__Prompt__
Identify all lines in the data containing the string "Miasta". Copy them out.

__Collected data__
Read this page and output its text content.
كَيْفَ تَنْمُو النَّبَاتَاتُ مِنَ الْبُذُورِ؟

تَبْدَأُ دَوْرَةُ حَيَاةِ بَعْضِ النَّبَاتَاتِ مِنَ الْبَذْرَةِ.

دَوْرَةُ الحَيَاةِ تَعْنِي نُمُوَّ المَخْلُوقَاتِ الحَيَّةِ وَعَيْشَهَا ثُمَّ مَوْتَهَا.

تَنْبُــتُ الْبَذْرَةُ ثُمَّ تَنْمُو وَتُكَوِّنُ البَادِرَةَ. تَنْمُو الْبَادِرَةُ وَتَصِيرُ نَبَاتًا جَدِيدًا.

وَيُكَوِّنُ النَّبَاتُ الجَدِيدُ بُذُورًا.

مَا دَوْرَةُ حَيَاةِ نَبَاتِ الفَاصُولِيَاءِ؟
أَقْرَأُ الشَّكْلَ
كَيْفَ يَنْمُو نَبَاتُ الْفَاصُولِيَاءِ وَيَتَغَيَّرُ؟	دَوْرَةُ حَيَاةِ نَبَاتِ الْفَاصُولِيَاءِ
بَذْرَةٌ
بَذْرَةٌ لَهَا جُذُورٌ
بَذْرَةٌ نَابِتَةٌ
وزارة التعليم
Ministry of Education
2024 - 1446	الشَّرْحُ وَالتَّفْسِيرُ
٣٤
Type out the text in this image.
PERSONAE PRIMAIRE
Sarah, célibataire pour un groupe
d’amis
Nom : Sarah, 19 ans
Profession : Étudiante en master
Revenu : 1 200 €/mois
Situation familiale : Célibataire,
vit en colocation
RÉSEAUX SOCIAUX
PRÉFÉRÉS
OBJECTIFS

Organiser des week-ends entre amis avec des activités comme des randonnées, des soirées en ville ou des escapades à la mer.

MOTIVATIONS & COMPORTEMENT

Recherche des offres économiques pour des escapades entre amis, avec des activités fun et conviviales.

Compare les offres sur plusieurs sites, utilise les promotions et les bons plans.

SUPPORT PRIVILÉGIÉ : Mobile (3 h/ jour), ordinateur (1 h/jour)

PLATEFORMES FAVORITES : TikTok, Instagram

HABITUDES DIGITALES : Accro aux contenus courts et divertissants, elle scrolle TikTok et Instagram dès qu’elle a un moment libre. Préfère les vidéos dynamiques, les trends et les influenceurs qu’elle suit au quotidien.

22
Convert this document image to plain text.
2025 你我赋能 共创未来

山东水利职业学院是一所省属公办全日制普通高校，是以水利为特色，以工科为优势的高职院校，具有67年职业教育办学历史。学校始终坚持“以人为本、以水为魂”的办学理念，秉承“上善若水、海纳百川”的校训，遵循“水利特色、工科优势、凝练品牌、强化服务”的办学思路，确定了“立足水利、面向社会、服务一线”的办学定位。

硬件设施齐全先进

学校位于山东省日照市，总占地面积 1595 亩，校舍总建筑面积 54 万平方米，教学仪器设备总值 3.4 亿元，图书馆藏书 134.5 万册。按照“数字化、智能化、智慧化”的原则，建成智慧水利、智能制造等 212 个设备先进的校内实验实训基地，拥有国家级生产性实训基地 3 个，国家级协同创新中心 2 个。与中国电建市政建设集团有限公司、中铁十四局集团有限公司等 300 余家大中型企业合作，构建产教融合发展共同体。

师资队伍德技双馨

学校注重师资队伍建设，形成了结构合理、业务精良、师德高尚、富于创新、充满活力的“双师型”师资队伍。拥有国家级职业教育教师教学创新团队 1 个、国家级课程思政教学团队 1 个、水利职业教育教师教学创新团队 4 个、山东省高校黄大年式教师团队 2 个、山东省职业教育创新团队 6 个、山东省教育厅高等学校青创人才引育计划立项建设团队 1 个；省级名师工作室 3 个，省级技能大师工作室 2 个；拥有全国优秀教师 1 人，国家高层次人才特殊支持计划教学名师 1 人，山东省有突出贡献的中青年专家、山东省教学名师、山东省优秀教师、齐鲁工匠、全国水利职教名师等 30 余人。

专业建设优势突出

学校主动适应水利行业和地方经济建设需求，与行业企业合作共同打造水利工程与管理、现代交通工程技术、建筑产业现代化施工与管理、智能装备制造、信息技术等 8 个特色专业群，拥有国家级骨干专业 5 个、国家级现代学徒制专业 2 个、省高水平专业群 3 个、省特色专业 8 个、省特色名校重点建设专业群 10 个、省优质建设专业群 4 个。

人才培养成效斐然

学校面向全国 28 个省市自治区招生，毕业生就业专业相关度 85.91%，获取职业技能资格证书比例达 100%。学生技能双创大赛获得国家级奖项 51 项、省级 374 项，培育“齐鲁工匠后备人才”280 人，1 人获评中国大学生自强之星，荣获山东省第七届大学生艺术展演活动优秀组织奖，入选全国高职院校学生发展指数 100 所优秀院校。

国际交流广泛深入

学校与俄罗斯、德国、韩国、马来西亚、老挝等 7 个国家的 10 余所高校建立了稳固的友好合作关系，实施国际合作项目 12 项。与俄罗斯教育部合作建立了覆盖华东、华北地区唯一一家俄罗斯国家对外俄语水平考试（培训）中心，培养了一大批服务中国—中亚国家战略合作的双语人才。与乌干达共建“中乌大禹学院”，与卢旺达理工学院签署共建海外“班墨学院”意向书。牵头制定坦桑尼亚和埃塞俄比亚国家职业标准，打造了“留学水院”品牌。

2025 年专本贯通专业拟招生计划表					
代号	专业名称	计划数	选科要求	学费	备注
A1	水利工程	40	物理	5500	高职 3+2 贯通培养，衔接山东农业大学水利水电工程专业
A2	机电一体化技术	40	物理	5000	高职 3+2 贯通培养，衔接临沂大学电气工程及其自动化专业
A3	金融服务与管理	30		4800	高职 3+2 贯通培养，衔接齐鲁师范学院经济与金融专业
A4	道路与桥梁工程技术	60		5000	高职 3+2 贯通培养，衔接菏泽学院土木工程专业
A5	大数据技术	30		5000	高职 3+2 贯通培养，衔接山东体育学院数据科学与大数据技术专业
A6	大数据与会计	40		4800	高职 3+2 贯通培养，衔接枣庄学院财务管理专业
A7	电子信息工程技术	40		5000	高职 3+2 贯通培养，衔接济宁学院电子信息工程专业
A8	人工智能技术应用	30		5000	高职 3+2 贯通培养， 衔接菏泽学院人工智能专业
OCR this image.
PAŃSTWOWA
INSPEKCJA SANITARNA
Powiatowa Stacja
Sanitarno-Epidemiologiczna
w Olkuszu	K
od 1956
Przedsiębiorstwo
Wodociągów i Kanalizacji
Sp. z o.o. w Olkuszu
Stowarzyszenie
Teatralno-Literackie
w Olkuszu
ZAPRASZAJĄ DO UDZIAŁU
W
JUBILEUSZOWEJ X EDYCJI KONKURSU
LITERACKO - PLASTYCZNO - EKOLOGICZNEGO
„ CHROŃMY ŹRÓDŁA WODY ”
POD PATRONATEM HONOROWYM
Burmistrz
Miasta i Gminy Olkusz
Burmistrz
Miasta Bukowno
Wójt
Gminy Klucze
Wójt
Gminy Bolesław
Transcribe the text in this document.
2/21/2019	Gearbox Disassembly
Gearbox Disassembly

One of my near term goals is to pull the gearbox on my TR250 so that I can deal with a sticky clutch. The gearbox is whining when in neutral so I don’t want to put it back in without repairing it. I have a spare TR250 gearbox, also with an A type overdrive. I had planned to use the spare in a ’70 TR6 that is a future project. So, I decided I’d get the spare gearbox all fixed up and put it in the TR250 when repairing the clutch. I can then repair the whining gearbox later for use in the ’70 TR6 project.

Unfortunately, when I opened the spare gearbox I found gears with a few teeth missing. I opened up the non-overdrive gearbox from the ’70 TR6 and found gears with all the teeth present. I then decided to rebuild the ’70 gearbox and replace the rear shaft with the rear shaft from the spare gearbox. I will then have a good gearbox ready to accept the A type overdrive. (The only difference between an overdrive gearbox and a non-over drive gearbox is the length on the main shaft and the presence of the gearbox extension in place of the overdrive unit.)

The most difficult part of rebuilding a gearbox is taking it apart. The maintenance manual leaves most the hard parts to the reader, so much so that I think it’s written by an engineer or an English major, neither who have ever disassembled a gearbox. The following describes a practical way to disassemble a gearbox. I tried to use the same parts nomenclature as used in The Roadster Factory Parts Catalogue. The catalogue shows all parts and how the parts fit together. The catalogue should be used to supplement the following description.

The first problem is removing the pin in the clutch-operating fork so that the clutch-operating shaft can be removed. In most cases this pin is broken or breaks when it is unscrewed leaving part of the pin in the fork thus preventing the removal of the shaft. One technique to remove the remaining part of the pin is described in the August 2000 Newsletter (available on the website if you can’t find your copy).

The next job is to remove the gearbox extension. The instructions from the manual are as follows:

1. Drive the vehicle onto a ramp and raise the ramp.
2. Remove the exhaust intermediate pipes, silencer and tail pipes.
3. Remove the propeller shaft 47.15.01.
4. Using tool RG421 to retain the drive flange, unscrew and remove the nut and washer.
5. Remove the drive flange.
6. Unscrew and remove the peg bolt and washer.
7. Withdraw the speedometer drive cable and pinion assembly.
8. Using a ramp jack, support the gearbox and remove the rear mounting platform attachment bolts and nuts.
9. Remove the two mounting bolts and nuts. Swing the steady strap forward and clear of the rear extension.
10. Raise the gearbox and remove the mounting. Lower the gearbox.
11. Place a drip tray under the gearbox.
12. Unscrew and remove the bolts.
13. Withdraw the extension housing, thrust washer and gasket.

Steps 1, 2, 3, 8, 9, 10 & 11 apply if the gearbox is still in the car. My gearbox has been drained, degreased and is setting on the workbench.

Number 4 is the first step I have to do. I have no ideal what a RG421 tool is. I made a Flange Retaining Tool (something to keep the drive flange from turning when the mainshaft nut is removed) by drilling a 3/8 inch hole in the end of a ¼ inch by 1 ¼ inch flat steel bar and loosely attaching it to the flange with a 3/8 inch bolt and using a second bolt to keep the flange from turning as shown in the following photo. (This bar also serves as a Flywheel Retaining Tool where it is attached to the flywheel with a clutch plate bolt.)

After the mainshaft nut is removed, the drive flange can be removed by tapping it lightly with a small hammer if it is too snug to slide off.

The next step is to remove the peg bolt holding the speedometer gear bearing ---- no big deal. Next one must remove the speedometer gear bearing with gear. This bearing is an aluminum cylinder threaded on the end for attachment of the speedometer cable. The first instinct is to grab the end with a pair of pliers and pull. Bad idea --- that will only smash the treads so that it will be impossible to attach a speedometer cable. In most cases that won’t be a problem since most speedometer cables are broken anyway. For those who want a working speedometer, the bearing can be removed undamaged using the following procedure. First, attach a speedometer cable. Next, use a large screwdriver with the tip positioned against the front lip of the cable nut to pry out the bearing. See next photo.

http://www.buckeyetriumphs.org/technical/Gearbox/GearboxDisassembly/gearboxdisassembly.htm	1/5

__The reply__
Miasta i Gminy Olkusz
Miasta Bukowno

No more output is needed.